-- SHORT EXERCISE --
Copy every line from the records below that holds the word "найбільше".

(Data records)
** start **
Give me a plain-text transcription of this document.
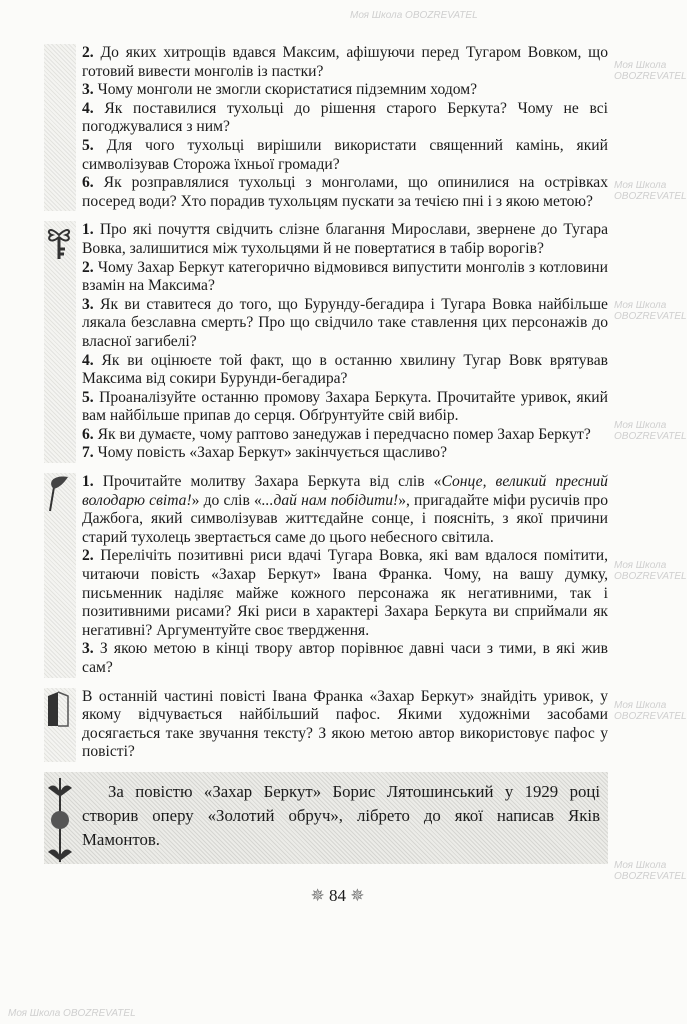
Моя Школа OBOZREVATEL
Моя Школа OBOZREVATEL
Моя Школа OBOZREVATEL
Моя Школа OBOZREVATEL
Моя Школа OBOZREVATEL
Моя Школа OBOZREVATEL
Моя Школа OBOZREVATEL
Моя Школа OBOZREVATEL
Моя Школа OBOZREVATEL

2. До яких хитрощів вдався Максим, афішуючи перед Тугаром Вовком, що готовий вивести монголів із пастки?

3. Чому монголи не змогли скористатися підземним ходом?

4. Як поставилися тухольці до рішення старого Беркута? Чому не всі погоджувалися з ним?

5. Для чого тухольці вирішили використати священний камінь, який символізував Сторожа їхньої громади?

6. Як розправлялися тухольці з монголами, що опинилися на острівках посеред води? Хто порадив тухольцям пускати за течією пні і з якою метою?

1. Про які почуття свідчить слізне благання Мирослави, звернене до Тугара Вовка, залишитися між тухольцями й не повертатися в табір ворогів?

2. Чому Захар Беркут категорично відмовився випустити монголів з котловини взамін на Максима?

3. Як ви ставитеся до того, що Бурунду-бегадира і Тугара Вовка найбільше лякала безславна смерть? Про що свідчило таке ставлення цих персонажів до власної загибелі?

4. Як ви оцінюєте той факт, що в останню хвилину Тугар Вовк врятував Максима від сокири Бурунди-бегадира?

5. Проаналізуйте останню промову Захара Беркута. Прочитайте уривок, який вам найбільше припав до серця. Обґрунтуйте свій вибір.

6. Як ви думаєте, чому раптово занедужав і передчасно помер Захар Беркут?

7. Чому повість «Захар Беркут» закінчується щасливо?

1. Прочитайте молитву Захара Беркута від слів «Сонце, великий пресний володарю світа!» до слів «...дай нам побідити!», пригадайте міфи русичів про Дажбога, який символізував життєдайне сонце, і поясніть, з якої причини старий тухолець звертається саме до цього небесного світила.

2. Перелічіть позитивні риси вдачі Тугара Вовка, які вам вдалося помітити, читаючи повість «Захар Беркут» Івана Франка. Чому, на вашу думку, письменник наділяє майже кожного персонажа як негативними, так і позитивними рисами? Які риси в характері Захара Беркута ви сприймали як негативні? Аргументуйте своє твердження.

3. З якою метою в кінці твору автор порівнює давні часи з тими, в які жив сам?

В останній частині повісті Івана Франка «Захар Беркут» знайдіть уривок, у якому відчувається найбільший пафос. Якими художніми засобами досягається таке звучання тексту? З якою метою автор використовує пафос у повісті?

За повістю «Захар Беркут» Борис Лятошинський у 1929 році створив оперу «Золотий обруч», лібрето до якої написав Яків Мамонтов.
✵ 84 ✵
** end **
-- EXERCISE ANSWER --
3. Як ви ставитеся до того, що Бурунду-бегадира і Тугара Вовка найбільше лякала безславна смерть? Про що свідчило таке ставлення цих персонажів до власної загибелі?
5. Проаналізуйте останню промову Захара Беркута. Прочитайте уривок, який вам найбільше припав до серця. Обґрунтуйте свій вибір.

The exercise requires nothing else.